__Work to complete__: I would like you to restate each record word for word.
== Supplied material
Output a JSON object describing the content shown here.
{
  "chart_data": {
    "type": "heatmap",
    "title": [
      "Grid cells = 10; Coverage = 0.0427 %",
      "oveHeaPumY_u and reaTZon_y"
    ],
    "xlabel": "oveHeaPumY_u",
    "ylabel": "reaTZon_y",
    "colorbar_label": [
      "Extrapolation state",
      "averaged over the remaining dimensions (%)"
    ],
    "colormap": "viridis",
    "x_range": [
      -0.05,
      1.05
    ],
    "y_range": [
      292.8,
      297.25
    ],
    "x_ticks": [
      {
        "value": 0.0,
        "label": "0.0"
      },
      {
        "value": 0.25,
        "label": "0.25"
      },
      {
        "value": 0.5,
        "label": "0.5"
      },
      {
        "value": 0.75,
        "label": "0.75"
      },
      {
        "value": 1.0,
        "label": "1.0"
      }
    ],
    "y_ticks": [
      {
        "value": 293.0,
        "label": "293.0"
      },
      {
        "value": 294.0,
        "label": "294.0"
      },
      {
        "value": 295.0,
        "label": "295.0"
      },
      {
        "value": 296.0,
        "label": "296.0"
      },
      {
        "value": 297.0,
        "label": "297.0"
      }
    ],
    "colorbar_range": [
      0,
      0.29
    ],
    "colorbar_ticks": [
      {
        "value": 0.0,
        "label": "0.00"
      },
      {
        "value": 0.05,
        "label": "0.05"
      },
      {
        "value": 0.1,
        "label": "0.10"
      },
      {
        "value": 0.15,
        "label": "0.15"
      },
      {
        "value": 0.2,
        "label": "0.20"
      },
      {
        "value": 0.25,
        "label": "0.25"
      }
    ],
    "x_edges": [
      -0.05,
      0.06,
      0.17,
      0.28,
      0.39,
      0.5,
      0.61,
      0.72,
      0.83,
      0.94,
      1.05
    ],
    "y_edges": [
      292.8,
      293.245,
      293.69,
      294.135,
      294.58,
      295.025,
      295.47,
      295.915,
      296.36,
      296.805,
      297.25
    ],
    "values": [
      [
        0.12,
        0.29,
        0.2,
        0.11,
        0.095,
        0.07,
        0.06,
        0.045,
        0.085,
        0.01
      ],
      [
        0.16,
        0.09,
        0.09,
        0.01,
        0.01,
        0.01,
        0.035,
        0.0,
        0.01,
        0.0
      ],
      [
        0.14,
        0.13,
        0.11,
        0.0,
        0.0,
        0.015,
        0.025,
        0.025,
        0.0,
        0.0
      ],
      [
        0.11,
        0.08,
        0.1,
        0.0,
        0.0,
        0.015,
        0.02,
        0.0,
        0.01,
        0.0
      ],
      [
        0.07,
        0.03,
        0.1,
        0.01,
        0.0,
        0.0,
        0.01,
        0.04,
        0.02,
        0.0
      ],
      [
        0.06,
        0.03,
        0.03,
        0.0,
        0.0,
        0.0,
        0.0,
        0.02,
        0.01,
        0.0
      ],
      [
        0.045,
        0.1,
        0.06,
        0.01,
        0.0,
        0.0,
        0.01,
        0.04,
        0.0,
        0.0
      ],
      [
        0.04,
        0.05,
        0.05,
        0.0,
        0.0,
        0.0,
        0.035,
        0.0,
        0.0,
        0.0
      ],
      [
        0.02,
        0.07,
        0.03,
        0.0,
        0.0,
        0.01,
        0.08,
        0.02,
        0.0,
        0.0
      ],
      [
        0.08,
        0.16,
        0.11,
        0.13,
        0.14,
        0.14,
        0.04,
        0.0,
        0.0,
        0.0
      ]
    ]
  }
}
====
__Exercise result__:
Output a JSON object describing the content shown here.
{
  "chart_data": {
    "type": "heatmap",
    "title": [
      "Grid cells = 10; Coverage = 0.0427 %",
      "oveHeaPumY_u and reaTZon_y"
    ],
    "xlabel": "oveHeaPumY_u",
    "ylabel": "reaTZon_y",
    "colorbar_label": [
      "Extrapolation state",
      "averaged over the remaining dimensions (%)"
    ],
    "colormap": "viridis",
    "x_range": [
      -0.05,
      1.05
    ],
    "y_range": [
      292.8,
      297.25
    ],
    "x_ticks": [
      {
        "value": 0.0,
        "label": "0.0"
      },
      {
        "value": 0.25,
        "label": "0.25"
      },
      {
        "value": 0.5,
        "label": "0.5"
      },
      {
        "value": 0.75,
        "label": "0.75"
      },
      {
        "value": 1.0,
        "label": "1.0"
      }
    ],
    "y_ticks": [
      {
        "value": 293.0,
        "label": "293.0"
      },
      {
        "value": 294.0,
        "label": "294.0"
      },
      {
        "value": 295.0,
        "label": "295.0"
      },
      {
        "value": 296.0,
        "label": "296.0"
      },
      {
        "value": 297.0,
        "label": "297.0"
      }
    ],
    "colorbar_range": [
      0,
      0.29
    ],
    "colorbar_ticks": [
      {
        "value": 0.0,
        "label": "0.00"
      },
      {
        "value": 0.05,
        "label": "0.05"
      },
      {
        "value": 0.1,
        "label": "0.10"
      },
      {
        "value": 0.15,
        "label": "0.15"
      },
      {
        "value": 0.2,
        "label": "0.20"
      },
      {
        "value": 0.25,
        "label": "0.25"
      }
    ],
    "x_edges": [
      -0.05,
      0.06,
      0.17,
      0.28,
      0.39,
      0.5,
      0.61,
      0.72,
      0.83,
      0.94,
      1.05
    ],
    "y_edges": [
      292.8,
      293.245,
      293.69,
      294.135,
      294.58,
      295.025,
      295.47,
      295.915,
      296.36,
      296.805,
      297.25
    ],
    "values": [
      [
        0.12,
        0.29,
        0.2,
        0.11,
        0.095,
        0.07,
        0.06,
        0.045,
        0.085,
        0.01
      ],
      [
        0.16,
        0.09,
        0.09,
        0.01,
        0.01,
        0.01,
        0.035,
        0.0,
        0.01,
        0.0
      ],
      [
        0.14,
        0.13,
        0.11,
        0.0,
        0.0,
        0.015,
        0.025,
        0.025,
        0.0,
        0.0
      ],
      [
        0.11,
        0.08,
        0.1,
        0.0,
        0.0,
        0.015,
        0.02,
        0.0,
        0.01,
        0.0
      ],
      [
        0.07,
        0.03,
        0.1,
        0.01,
        0.0,
        0.0,
        0.01,
        0.04,
        0.02,
        0.0
      ],
      [
        0.06,
        0.03,
        0.03,
        0.0,
        0.0,
        0.0,
        0.0,
        0.02,
        0.01,
        0.0
      ],
      [
        0.045,
        0.1,
        0.06,
        0.01,
        0.0,
        0.0,
        0.01,
        0.04,
        0.0,
        0.0
      ],
      [
        0.04,
        0.05,
        0.05,
        0.0,
        0.0,
        0.0,
        0.035,
        0.0,
        0.0,
        0.0
      ],
      [
        0.02,
        0.07,
        0.03,
        0.0,
        0.0,
        0.01,
        0.08,
        0.02,
        0.0,
        0.0
      ],
      [
        0.08,
        0.16,
        0.11,
        0.13,
        0.14,
        0.14,
        0.04,
        0.0,
        0.0,
        0.0
      ]
    ]
  }
}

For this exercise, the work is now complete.